* _YOUR INSTRUCTIONS_: Where a line below holds the string "title", copy that line.

----- GIVEN RECORDS

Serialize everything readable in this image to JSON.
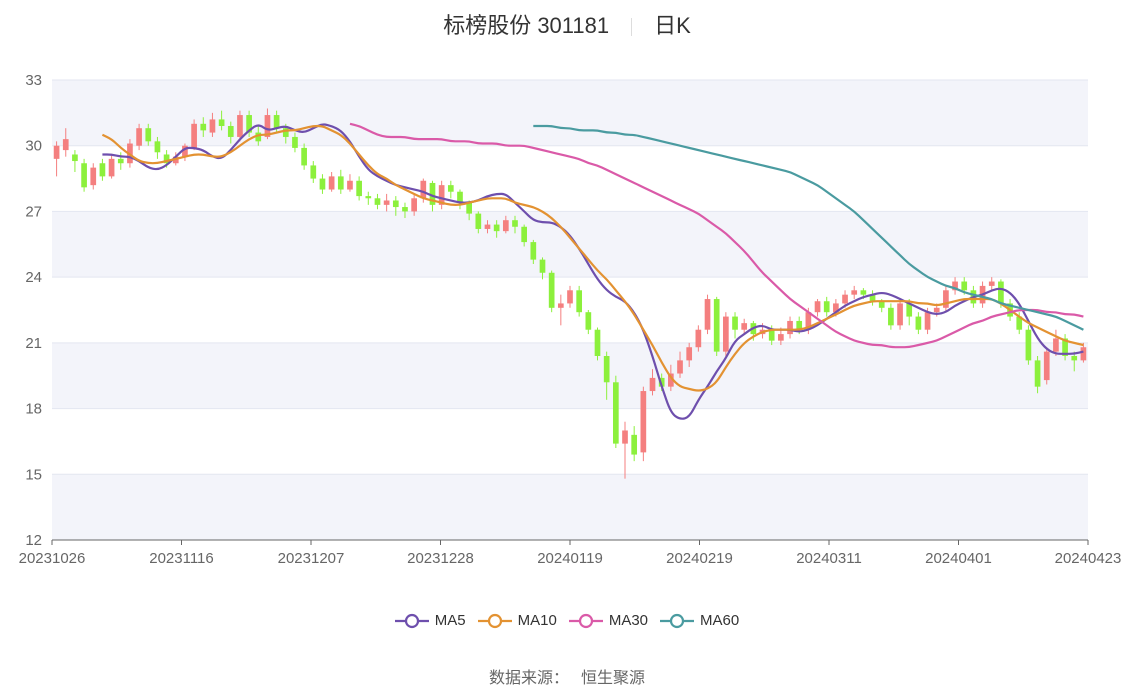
{
  "header": {
    "title": "标榜股份 301181",
    "period": "日K"
  },
  "source": {
    "label": "数据来源：",
    "value": "恒生聚源"
  },
  "colors": {
    "up": "#f47f7f",
    "down": "#8cf03c",
    "ma5": "#6e4fad",
    "ma10": "#e39232",
    "ma30": "#da5aa8",
    "ma60": "#4a9ba0",
    "grid": "#e3e6f0",
    "band": "#f3f4fa"
  },
  "chart_data": {
    "type": "candlestick",
    "title": "标榜股份 301181 日K",
    "ylim": [
      12,
      33
    ],
    "yticks": [
      12,
      15,
      18,
      21,
      24,
      27,
      30,
      33
    ],
    "xtick_labels": [
      "20231026",
      "20231116",
      "20231207",
      "20231228",
      "20240119",
      "20240219",
      "20240311",
      "20240401",
      "20240423"
    ],
    "legend_position": "bottom",
    "candles": [
      {
        "o": 29.4,
        "c": 30.0,
        "h": 30.2,
        "l": 28.6
      },
      {
        "o": 29.8,
        "c": 30.3,
        "h": 30.8,
        "l": 29.5
      },
      {
        "o": 29.6,
        "c": 29.3,
        "h": 29.8,
        "l": 28.8
      },
      {
        "o": 29.2,
        "c": 28.1,
        "h": 29.4,
        "l": 27.9
      },
      {
        "o": 28.2,
        "c": 29.0,
        "h": 29.2,
        "l": 28.0
      },
      {
        "o": 29.2,
        "c": 28.6,
        "h": 29.4,
        "l": 28.4
      },
      {
        "o": 28.6,
        "c": 29.4,
        "h": 29.6,
        "l": 28.5
      },
      {
        "o": 29.4,
        "c": 29.2,
        "h": 29.7,
        "l": 28.9
      },
      {
        "o": 29.2,
        "c": 30.1,
        "h": 30.3,
        "l": 29.0
      },
      {
        "o": 30.0,
        "c": 30.8,
        "h": 31.0,
        "l": 29.8
      },
      {
        "o": 30.8,
        "c": 30.2,
        "h": 31.0,
        "l": 30.0
      },
      {
        "o": 30.2,
        "c": 29.7,
        "h": 30.4,
        "l": 29.4
      },
      {
        "o": 29.6,
        "c": 29.2,
        "h": 29.8,
        "l": 29.0
      },
      {
        "o": 29.2,
        "c": 29.5,
        "h": 29.7,
        "l": 29.1
      },
      {
        "o": 29.5,
        "c": 30.0,
        "h": 30.1,
        "l": 29.3
      },
      {
        "o": 29.9,
        "c": 31.0,
        "h": 31.2,
        "l": 29.8
      },
      {
        "o": 31.0,
        "c": 30.7,
        "h": 31.3,
        "l": 30.4
      },
      {
        "o": 30.6,
        "c": 31.2,
        "h": 31.5,
        "l": 30.4
      },
      {
        "o": 31.2,
        "c": 30.9,
        "h": 31.6,
        "l": 30.7
      },
      {
        "o": 30.9,
        "c": 30.4,
        "h": 31.1,
        "l": 30.1
      },
      {
        "o": 30.4,
        "c": 31.4,
        "h": 31.6,
        "l": 30.2
      },
      {
        "o": 31.4,
        "c": 30.6,
        "h": 31.6,
        "l": 30.4
      },
      {
        "o": 30.6,
        "c": 30.2,
        "h": 30.9,
        "l": 30.0
      },
      {
        "o": 30.4,
        "c": 31.4,
        "h": 31.7,
        "l": 30.3
      },
      {
        "o": 31.4,
        "c": 30.8,
        "h": 31.6,
        "l": 30.6
      },
      {
        "o": 30.8,
        "c": 30.4,
        "h": 31.0,
        "l": 30.1
      },
      {
        "o": 30.4,
        "c": 29.9,
        "h": 30.6,
        "l": 29.7
      },
      {
        "o": 29.9,
        "c": 29.1,
        "h": 30.1,
        "l": 28.9
      },
      {
        "o": 29.1,
        "c": 28.5,
        "h": 29.3,
        "l": 28.3
      },
      {
        "o": 28.5,
        "c": 28.0,
        "h": 28.7,
        "l": 27.8
      },
      {
        "o": 28.0,
        "c": 28.6,
        "h": 28.8,
        "l": 27.9
      },
      {
        "o": 28.6,
        "c": 28.0,
        "h": 28.9,
        "l": 27.8
      },
      {
        "o": 28.0,
        "c": 28.4,
        "h": 28.7,
        "l": 27.9
      },
      {
        "o": 28.4,
        "c": 27.7,
        "h": 28.6,
        "l": 27.5
      },
      {
        "o": 27.7,
        "c": 27.6,
        "h": 27.9,
        "l": 27.3
      },
      {
        "o": 27.6,
        "c": 27.3,
        "h": 27.8,
        "l": 27.1
      },
      {
        "o": 27.3,
        "c": 27.5,
        "h": 27.8,
        "l": 27.0
      },
      {
        "o": 27.5,
        "c": 27.2,
        "h": 27.7,
        "l": 26.8
      },
      {
        "o": 27.2,
        "c": 27.0,
        "h": 27.4,
        "l": 26.7
      },
      {
        "o": 27.0,
        "c": 27.6,
        "h": 27.8,
        "l": 26.8
      },
      {
        "o": 27.6,
        "c": 28.4,
        "h": 28.5,
        "l": 27.4
      },
      {
        "o": 28.3,
        "c": 27.3,
        "h": 28.4,
        "l": 27.0
      },
      {
        "o": 27.3,
        "c": 28.2,
        "h": 28.4,
        "l": 27.1
      },
      {
        "o": 28.2,
        "c": 27.9,
        "h": 28.4,
        "l": 27.6
      },
      {
        "o": 27.9,
        "c": 27.4,
        "h": 28.0,
        "l": 27.1
      },
      {
        "o": 27.4,
        "c": 26.9,
        "h": 27.5,
        "l": 26.6
      },
      {
        "o": 26.9,
        "c": 26.2,
        "h": 27.0,
        "l": 26.0
      },
      {
        "o": 26.2,
        "c": 26.4,
        "h": 26.6,
        "l": 26.0
      },
      {
        "o": 26.4,
        "c": 26.1,
        "h": 26.6,
        "l": 25.8
      },
      {
        "o": 26.1,
        "c": 26.6,
        "h": 26.8,
        "l": 26.0
      },
      {
        "o": 26.6,
        "c": 26.3,
        "h": 26.8,
        "l": 26.0
      },
      {
        "o": 26.3,
        "c": 25.6,
        "h": 26.4,
        "l": 25.4
      },
      {
        "o": 25.6,
        "c": 24.8,
        "h": 25.7,
        "l": 24.6
      },
      {
        "o": 24.8,
        "c": 24.2,
        "h": 24.9,
        "l": 23.9
      },
      {
        "o": 24.2,
        "c": 22.6,
        "h": 24.3,
        "l": 22.4
      },
      {
        "o": 22.6,
        "c": 22.8,
        "h": 23.2,
        "l": 21.8
      },
      {
        "o": 22.8,
        "c": 23.4,
        "h": 23.6,
        "l": 22.6
      },
      {
        "o": 23.4,
        "c": 22.4,
        "h": 23.6,
        "l": 22.2
      },
      {
        "o": 22.4,
        "c": 21.6,
        "h": 22.5,
        "l": 21.4
      },
      {
        "o": 21.6,
        "c": 20.4,
        "h": 21.7,
        "l": 20.2
      },
      {
        "o": 20.4,
        "c": 19.2,
        "h": 20.6,
        "l": 18.4
      },
      {
        "o": 19.2,
        "c": 16.4,
        "h": 19.5,
        "l": 16.2
      },
      {
        "o": 16.4,
        "c": 17.0,
        "h": 17.4,
        "l": 14.8
      },
      {
        "o": 16.8,
        "c": 15.9,
        "h": 17.2,
        "l": 15.6
      },
      {
        "o": 16.0,
        "c": 18.8,
        "h": 19.0,
        "l": 15.6
      },
      {
        "o": 18.8,
        "c": 19.4,
        "h": 19.8,
        "l": 18.6
      },
      {
        "o": 19.4,
        "c": 19.0,
        "h": 19.6,
        "l": 18.8
      },
      {
        "o": 19.0,
        "c": 19.6,
        "h": 20.0,
        "l": 18.8
      },
      {
        "o": 19.6,
        "c": 20.2,
        "h": 20.6,
        "l": 19.4
      },
      {
        "o": 20.2,
        "c": 20.8,
        "h": 21.0,
        "l": 19.9
      },
      {
        "o": 20.8,
        "c": 21.6,
        "h": 21.8,
        "l": 20.6
      },
      {
        "o": 21.6,
        "c": 23.0,
        "h": 23.2,
        "l": 21.4
      },
      {
        "o": 23.0,
        "c": 20.6,
        "h": 23.1,
        "l": 20.4
      },
      {
        "o": 20.6,
        "c": 22.2,
        "h": 22.4,
        "l": 20.4
      },
      {
        "o": 22.2,
        "c": 21.6,
        "h": 22.4,
        "l": 21.2
      },
      {
        "o": 21.6,
        "c": 21.9,
        "h": 22.1,
        "l": 21.4
      },
      {
        "o": 21.9,
        "c": 21.4,
        "h": 22.0,
        "l": 21.1
      },
      {
        "o": 21.4,
        "c": 21.6,
        "h": 21.9,
        "l": 21.2
      },
      {
        "o": 21.6,
        "c": 21.1,
        "h": 21.8,
        "l": 20.9
      },
      {
        "o": 21.1,
        "c": 21.4,
        "h": 21.7,
        "l": 20.9
      },
      {
        "o": 21.4,
        "c": 22.0,
        "h": 22.2,
        "l": 21.2
      },
      {
        "o": 22.0,
        "c": 21.6,
        "h": 22.2,
        "l": 21.4
      },
      {
        "o": 21.6,
        "c": 22.4,
        "h": 22.6,
        "l": 21.4
      },
      {
        "o": 22.4,
        "c": 22.9,
        "h": 23.0,
        "l": 22.2
      },
      {
        "o": 22.9,
        "c": 22.4,
        "h": 23.1,
        "l": 22.2
      },
      {
        "o": 22.4,
        "c": 22.8,
        "h": 23.0,
        "l": 22.2
      },
      {
        "o": 22.8,
        "c": 23.2,
        "h": 23.4,
        "l": 22.6
      },
      {
        "o": 23.2,
        "c": 23.4,
        "h": 23.6,
        "l": 23.0
      },
      {
        "o": 23.4,
        "c": 23.2,
        "h": 23.5,
        "l": 23.0
      },
      {
        "o": 23.2,
        "c": 22.9,
        "h": 23.4,
        "l": 22.7
      },
      {
        "o": 22.9,
        "c": 22.6,
        "h": 23.0,
        "l": 22.4
      },
      {
        "o": 22.6,
        "c": 21.8,
        "h": 22.8,
        "l": 21.6
      },
      {
        "o": 21.8,
        "c": 22.8,
        "h": 23.0,
        "l": 21.6
      },
      {
        "o": 22.8,
        "c": 22.2,
        "h": 23.0,
        "l": 21.8
      },
      {
        "o": 22.2,
        "c": 21.6,
        "h": 22.4,
        "l": 21.4
      },
      {
        "o": 21.6,
        "c": 22.4,
        "h": 22.6,
        "l": 21.4
      },
      {
        "o": 22.4,
        "c": 22.6,
        "h": 22.8,
        "l": 22.2
      },
      {
        "o": 22.6,
        "c": 23.4,
        "h": 23.6,
        "l": 22.4
      },
      {
        "o": 23.4,
        "c": 23.8,
        "h": 24.0,
        "l": 23.2
      },
      {
        "o": 23.8,
        "c": 23.4,
        "h": 24.0,
        "l": 23.2
      },
      {
        "o": 23.4,
        "c": 22.8,
        "h": 23.6,
        "l": 22.6
      },
      {
        "o": 22.8,
        "c": 23.6,
        "h": 23.8,
        "l": 22.6
      },
      {
        "o": 23.6,
        "c": 23.8,
        "h": 24.0,
        "l": 23.4
      },
      {
        "o": 23.8,
        "c": 22.8,
        "h": 23.9,
        "l": 22.6
      },
      {
        "o": 22.8,
        "c": 22.2,
        "h": 23.0,
        "l": 22.0
      },
      {
        "o": 22.2,
        "c": 21.6,
        "h": 22.4,
        "l": 21.4
      },
      {
        "o": 21.6,
        "c": 20.2,
        "h": 21.8,
        "l": 20.0
      },
      {
        "o": 20.2,
        "c": 19.0,
        "h": 20.4,
        "l": 18.7
      },
      {
        "o": 19.3,
        "c": 20.6,
        "h": 20.8,
        "l": 19.1
      },
      {
        "o": 20.6,
        "c": 21.2,
        "h": 21.6,
        "l": 20.4
      },
      {
        "o": 21.2,
        "c": 20.4,
        "h": 21.4,
        "l": 20.2
      },
      {
        "o": 20.4,
        "c": 20.2,
        "h": 20.6,
        "l": 19.7
      },
      {
        "o": 20.2,
        "c": 20.8,
        "h": 21.0,
        "l": 20.1
      }
    ],
    "series": [
      {
        "name": "MA5",
        "values": [
          29.6,
          29.6,
          29.5,
          29.5,
          29.3,
          29.0,
          28.9,
          29.1,
          29.5,
          29.9,
          29.9,
          29.8,
          29.5,
          29.4,
          29.8,
          30.3,
          30.7,
          31.0,
          30.7,
          30.8,
          30.9,
          30.7,
          30.6,
          30.8,
          31.0,
          30.9,
          30.7,
          30.2,
          29.5,
          28.9,
          28.6,
          28.4,
          28.2,
          28.1,
          28.0,
          27.9,
          27.7,
          27.6,
          27.5,
          27.4,
          27.4,
          27.5,
          27.7,
          27.8,
          27.8,
          27.4,
          27.0,
          26.6,
          26.5,
          26.5,
          26.3,
          25.9,
          25.3,
          24.6,
          23.9,
          23.4,
          23.1,
          22.9,
          22.4,
          21.6,
          20.4,
          19.0,
          17.8,
          17.5,
          17.6,
          18.4,
          19.0,
          19.7,
          20.3,
          21.1,
          21.4,
          21.7,
          21.8,
          21.6,
          21.6,
          21.6,
          21.5,
          21.6,
          21.8,
          22.1,
          22.4,
          22.7,
          22.9,
          23.1,
          23.2,
          23.3,
          23.2,
          23.0,
          22.8,
          22.6,
          22.4,
          22.3,
          22.4,
          22.7,
          22.9,
          23.1,
          23.2,
          23.4,
          23.5,
          23.3,
          22.8,
          22.0,
          21.2,
          20.7,
          20.5,
          20.5,
          20.5,
          20.6
        ]
      },
      {
        "name": "MA10",
        "values": [
          30.5,
          30.3,
          29.9,
          29.6,
          29.3,
          29.2,
          29.2,
          29.3,
          29.4,
          29.5,
          29.6,
          29.6,
          29.5,
          29.5,
          29.7,
          30.0,
          30.3,
          30.5,
          30.5,
          30.6,
          30.7,
          30.7,
          30.8,
          30.9,
          30.9,
          30.7,
          30.5,
          30.1,
          29.6,
          29.1,
          28.7,
          28.5,
          28.2,
          28.0,
          27.8,
          27.6,
          27.5,
          27.4,
          27.3,
          27.3,
          27.4,
          27.5,
          27.6,
          27.6,
          27.6,
          27.4,
          27.3,
          27.2,
          27.0,
          26.7,
          26.3,
          25.8,
          25.3,
          24.8,
          24.3,
          23.9,
          23.4,
          22.9,
          22.3,
          21.6,
          20.9,
          20.1,
          19.4,
          19.0,
          18.9,
          18.8,
          18.9,
          19.2,
          19.9,
          20.5,
          21.0,
          21.3,
          21.5,
          21.6,
          21.6,
          21.6,
          21.6,
          21.7,
          21.9,
          22.1,
          22.3,
          22.5,
          22.7,
          22.8,
          22.9,
          22.9,
          22.9,
          22.9,
          22.9,
          22.8,
          22.8,
          22.7,
          22.8,
          22.9,
          23.0,
          23.0,
          23.0,
          23.0,
          22.8,
          22.5,
          22.2,
          21.9,
          21.7,
          21.5,
          21.3,
          21.1,
          21.0,
          20.9
        ]
      },
      {
        "name": "MA30",
        "values": [
          31.0,
          30.9,
          30.7,
          30.5,
          30.4,
          30.4,
          30.4,
          30.3,
          30.3,
          30.3,
          30.3,
          30.2,
          30.2,
          30.2,
          30.1,
          30.1,
          30.1,
          30.0,
          30.0,
          30.0,
          29.9,
          29.8,
          29.7,
          29.6,
          29.5,
          29.4,
          29.2,
          29.1,
          28.9,
          28.7,
          28.5,
          28.3,
          28.1,
          27.9,
          27.7,
          27.5,
          27.3,
          27.1,
          26.9,
          26.6,
          26.3,
          26.0,
          25.6,
          25.2,
          24.7,
          24.2,
          23.8,
          23.4,
          23.0,
          22.7,
          22.4,
          22.1,
          21.8,
          21.5,
          21.3,
          21.1,
          21.0,
          20.9,
          20.9,
          20.8,
          20.8,
          20.8,
          20.9,
          21.0,
          21.1,
          21.3,
          21.5,
          21.7,
          21.9,
          22.0,
          22.2,
          22.3,
          22.4,
          22.5,
          22.5,
          22.5,
          22.4,
          22.4,
          22.3,
          22.3,
          22.2
        ]
      },
      {
        "name": "MA60",
        "values": [
          30.9,
          30.9,
          30.9,
          30.8,
          30.8,
          30.7,
          30.7,
          30.7,
          30.6,
          30.6,
          30.5,
          30.5,
          30.4,
          30.3,
          30.2,
          30.1,
          30.0,
          29.9,
          29.8,
          29.7,
          29.6,
          29.5,
          29.4,
          29.3,
          29.2,
          29.1,
          29.0,
          28.9,
          28.8,
          28.6,
          28.4,
          28.2,
          27.9,
          27.6,
          27.3,
          27.0,
          26.6,
          26.2,
          25.8,
          25.4,
          25.0,
          24.6,
          24.3,
          24.0,
          23.8,
          23.6,
          23.5,
          23.3,
          23.2,
          23.1,
          23.0,
          22.8,
          22.7,
          22.6,
          22.5,
          22.4,
          22.3,
          22.2,
          22.0,
          21.8,
          21.6
        ]
      }
    ]
  },
  "legend": [
    {
      "name": "MA5",
      "color_key": "ma5"
    },
    {
      "name": "MA10",
      "color_key": "ma10"
    },
    {
      "name": "MA30",
      "color_key": "ma30"
    },
    {
      "name": "MA60",
      "color_key": "ma60"
    }
  ]
}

----------

* _RIGHT ANSWER_:
    "title": "标榜股份 301181",
    "title": "标榜股份 301181 日K",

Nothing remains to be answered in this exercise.